Work instructions
Search the material for the string "Resolution" and copy each line where it occurs.

Data records
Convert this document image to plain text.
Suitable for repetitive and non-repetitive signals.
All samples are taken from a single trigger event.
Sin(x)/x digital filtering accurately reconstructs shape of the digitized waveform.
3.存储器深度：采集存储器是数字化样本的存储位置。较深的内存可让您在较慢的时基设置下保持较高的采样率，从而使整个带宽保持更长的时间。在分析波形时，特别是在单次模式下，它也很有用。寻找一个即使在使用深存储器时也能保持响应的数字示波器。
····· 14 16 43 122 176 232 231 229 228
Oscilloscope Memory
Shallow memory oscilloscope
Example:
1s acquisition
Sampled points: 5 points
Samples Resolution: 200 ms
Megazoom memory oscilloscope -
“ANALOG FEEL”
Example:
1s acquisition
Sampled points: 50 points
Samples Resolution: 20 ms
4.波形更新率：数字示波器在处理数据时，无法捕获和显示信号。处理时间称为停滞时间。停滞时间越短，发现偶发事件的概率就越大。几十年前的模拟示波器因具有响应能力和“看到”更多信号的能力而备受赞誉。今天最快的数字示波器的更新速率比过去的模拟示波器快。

Task response
Samples Resolution: 200 ms
Samples Resolution: 20 ms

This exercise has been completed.